### Data in this exercise
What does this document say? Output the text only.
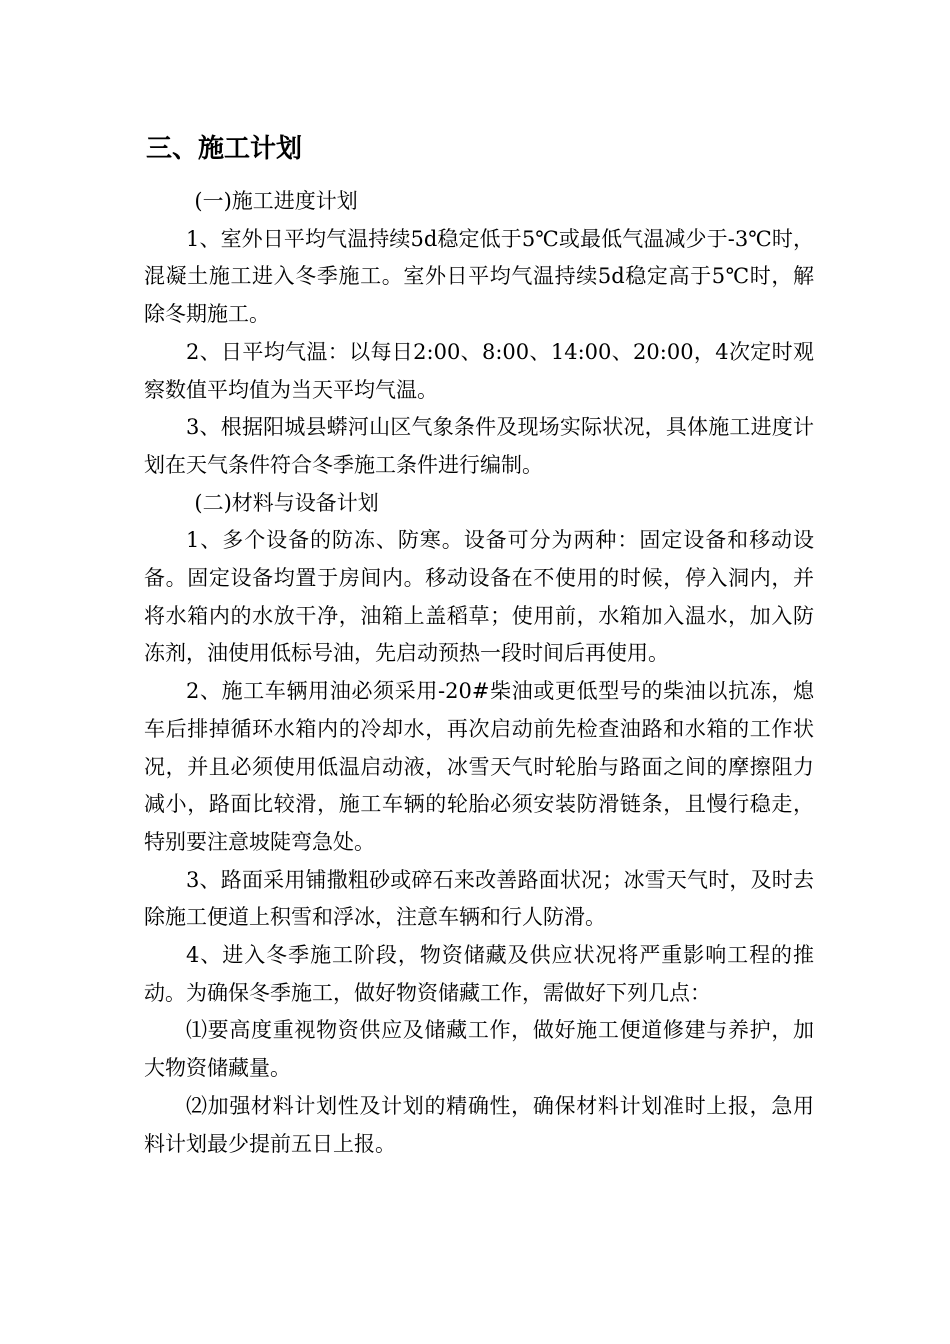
三、施工计划

(一)施工进度计划

1、室外日平均气温持续5d稳定低于5℃或最低气温减少于-3℃时，混凝土施工进入冬季施工。室外日平均气温持续5d稳定高于5℃时，解除冬期施工。

2、日平均气温：以每日2:00、8:00、14:00、20:00，4次定时观察数值平均值为当天平均气温。

3、根据阳城县蟒河山区气象条件及现场实际状况，具体施工进度计划在天气条件符合冬季施工条件进行编制。

(二)材料与设备计划

1、多个设备的防冻、防寒。设备可分为两种：固定设备和移动设备。固定设备均置于房间内。移动设备在不使用的时候，停入洞内，并将水箱内的水放干净，油箱上盖稻草；使用前，水箱加入温水，加入防冻剂，油使用低标号油，先启动预热一段时间后再使用。

2、施工车辆用油必须采用-20#柴油或更低型号的柴油以抗冻，熄车后排掉循环水箱内的冷却水，再次启动前先检查油路和水箱的工作状况，并且必须使用低温启动液，冰雪天气时轮胎与路面之间的摩擦阻力减小，路面比较滑，施工车辆的轮胎必须安装防滑链条，且慢行稳走，特别要注意坡陡弯急处。

3、路面采用铺撒粗砂或碎石来改善路面状况；冰雪天气时，及时去除施工便道上积雪和浮冰，注意车辆和行人防滑。

4、进入冬季施工阶段，物资储藏及供应状况将严重影响工程的推动。为确保冬季施工，做好物资储藏工作，需做好下列几点：

⑴要高度重视物资供应及储藏工作，做好施工便道修建与养护，加大物资储藏量。

⑵加强材料计划性及计划的精确性，确保材料计划准时上报，急用料计划最少提前五日上报。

### Your goal
Restate each of the entries above word for word and skip every image.

### Answer in full
What does this document say? Output the text only.
三、施工计划

(一)施工进度计划

1、室外日平均气温持续5d稳定低于5℃或最低气温减少于-3℃时，混凝土施工进入冬季施工。室外日平均气温持续5d稳定高于5℃时，解除冬期施工。

2、日平均气温：以每日2:00、8:00、14:00、20:00，4次定时观察数值平均值为当天平均气温。

3、根据阳城县蟒河山区气象条件及现场实际状况，具体施工进度计划在天气条件符合冬季施工条件进行编制。

(二)材料与设备计划

1、多个设备的防冻、防寒。设备可分为两种：固定设备和移动设备。固定设备均置于房间内。移动设备在不使用的时候，停入洞内，并将水箱内的水放干净，油箱上盖稻草；使用前，水箱加入温水，加入防冻剂，油使用低标号油，先启动预热一段时间后再使用。

2、施工车辆用油必须采用-20#柴油或更低型号的柴油以抗冻，熄车后排掉循环水箱内的冷却水，再次启动前先检查油路和水箱的工作状况，并且必须使用低温启动液，冰雪天气时轮胎与路面之间的摩擦阻力减小，路面比较滑，施工车辆的轮胎必须安装防滑链条，且慢行稳走，特别要注意坡陡弯急处。

3、路面采用铺撒粗砂或碎石来改善路面状况；冰雪天气时，及时去除施工便道上积雪和浮冰，注意车辆和行人防滑。

4、进入冬季施工阶段，物资储藏及供应状况将严重影响工程的推动。为确保冬季施工，做好物资储藏工作，需做好下列几点：

⑴要高度重视物资供应及储藏工作，做好施工便道修建与养护，加大物资储藏量。

⑵加强材料计划性及计划的精确性，确保材料计划准时上报，急用料计划最少提前五日上报。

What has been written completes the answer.